*Description of the task*
In your copy, reproduce the entries exactly as they are, minus the images.

*Supplied material*
▬▬▬▬▬▬
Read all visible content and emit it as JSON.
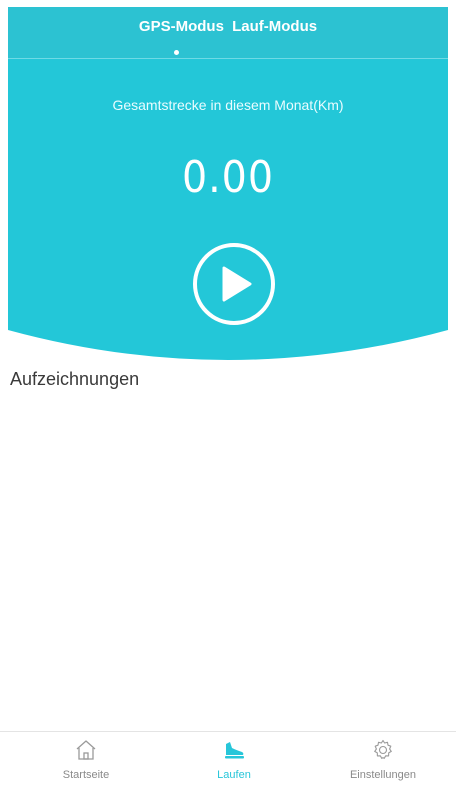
{
  "header": {
    "tabs": [
      {
        "label": "GPS-Modus",
        "active": true
      },
      {
        "label": "Lauf-Modus",
        "active": false
      }
    ]
  },
  "hero": {
    "label": "Gesamtstrecke in diesem Monat(Km)",
    "value": "0.00",
    "play_icon": "play-icon"
  },
  "records": {
    "title": "Aufzeichnungen"
  },
  "tabbar": {
    "items": [
      {
        "label": "Startseite",
        "icon": "home-icon",
        "active": false
      },
      {
        "label": "Laufen",
        "icon": "running-shoe-icon",
        "active": true
      },
      {
        "label": "Einstellungen",
        "icon": "gear-icon",
        "active": false
      }
    ]
  },
  "colors": {
    "accent": "#23c7d8",
    "active_tab": "#27c6d9",
    "inactive_tab": "#8a8a8a"
  }
}
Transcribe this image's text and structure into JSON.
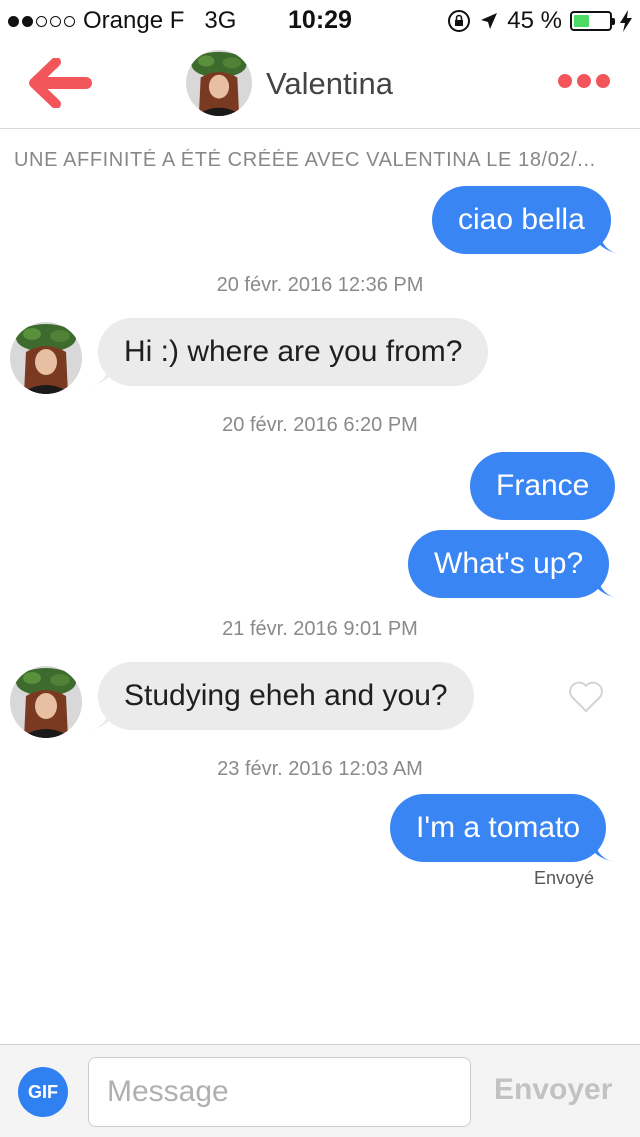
{
  "status_bar": {
    "carrier": "Orange F",
    "network": "3G",
    "time": "10:29",
    "battery_percent": "45 %",
    "battery_level": 0.45,
    "icons": [
      "signal-dots-icon",
      "rotation-lock-icon",
      "location-arrow-icon",
      "battery-icon",
      "charging-bolt-icon"
    ]
  },
  "nav": {
    "title": "Valentina",
    "back_icon": "back-arrow-icon",
    "more_icon": "more-dots-icon",
    "accent_color": "#f2565a"
  },
  "chat": {
    "match_banner": "UNE AFFINITÉ A ÉTÉ CRÉÉE AVEC VALENTINA LE 18/02/...",
    "messages": [
      {
        "text": "ciao bella",
        "direction": "out"
      },
      {
        "timestamp": "20 févr. 2016 12:36 PM"
      },
      {
        "text": "Hi :) where are you from?",
        "direction": "in"
      },
      {
        "timestamp": "20 févr. 2016 6:20 PM"
      },
      {
        "text": "France",
        "direction": "out"
      },
      {
        "text": "What's up?",
        "direction": "out"
      },
      {
        "timestamp": "21 févr. 2016 9:01 PM"
      },
      {
        "text": "Studying eheh and you?",
        "direction": "in"
      },
      {
        "timestamp": "23 févr. 2016 12:03 AM"
      },
      {
        "text": "I'm a tomato",
        "direction": "out"
      }
    ],
    "sent_status": "Envoyé",
    "outgoing_color": "#3a85f4",
    "incoming_color": "#ebebeb"
  },
  "composer": {
    "gif_label": "GIF",
    "placeholder": "Message",
    "value": "",
    "send_label": "Envoyer"
  }
}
▬▬▬▬▬▬
*Answer to the task*
Read all visible content and emit it as JSON.
{
  "header": {
    "tabs": [
      {
        "label": "GPS-Modus",
        "active": true
      },
      {
        "label": "Lauf-Modus",
        "active": false
      }
    ]
  },
  "hero": {
    "label": "Gesamtstrecke in diesem Monat(Km)",
    "value": "0.00",
    "play_icon": "play-icon"
  },
  "records": {
    "title": "Aufzeichnungen"
  },
  "tabbar": {
    "items": [
      {
        "label": "Startseite",
        "icon": "home-icon",
        "active": false
      },
      {
        "label": "Laufen",
        "icon": "running-shoe-icon",
        "active": true
      },
      {
        "label": "Einstellungen",
        "icon": "gear-icon",
        "active": false
      }
    ]
  },
  "colors": {
    "accent": "#23c7d8",
    "active_tab": "#27c6d9",
    "inactive_tab": "#8a8a8a"
  }
}
Transcribe this image's text and structure into JSON.
{
  "status_bar": {
    "carrier": "Orange F",
    "network": "3G",
    "time": "10:29",
    "battery_percent": "45 %",
    "battery_level": 0.45,
    "icons": [
      "signal-dots-icon",
      "rotation-lock-icon",
      "location-arrow-icon",
      "battery-icon",
      "charging-bolt-icon"
    ]
  },
  "nav": {
    "title": "Valentina",
    "back_icon": "back-arrow-icon",
    "more_icon": "more-dots-icon",
    "accent_color": "#f2565a"
  },
  "chat": {
    "match_banner": "UNE AFFINITÉ A ÉTÉ CRÉÉE AVEC VALENTINA LE 18/02/...",
    "messages": [
      {
        "text": "ciao bella",
        "direction": "out"
      },
      {
        "timestamp": "20 févr. 2016 12:36 PM"
      },
      {
        "text": "Hi :) where are you from?",
        "direction": "in"
      },
      {
        "timestamp": "20 févr. 2016 6:20 PM"
      },
      {
        "text": "France",
        "direction": "out"
      },
      {
        "text": "What's up?",
        "direction": "out"
      },
      {
        "timestamp": "21 févr. 2016 9:01 PM"
      },
      {
        "text": "Studying eheh and you?",
        "direction": "in"
      },
      {
        "timestamp": "23 févr. 2016 12:03 AM"
      },
      {
        "text": "I'm a tomato",
        "direction": "out"
      }
    ],
    "sent_status": "Envoyé",
    "outgoing_color": "#3a85f4",
    "incoming_color": "#ebebeb"
  },
  "composer": {
    "gif_label": "GIF",
    "placeholder": "Message",
    "value": "",
    "send_label": "Envoyer"
  }
}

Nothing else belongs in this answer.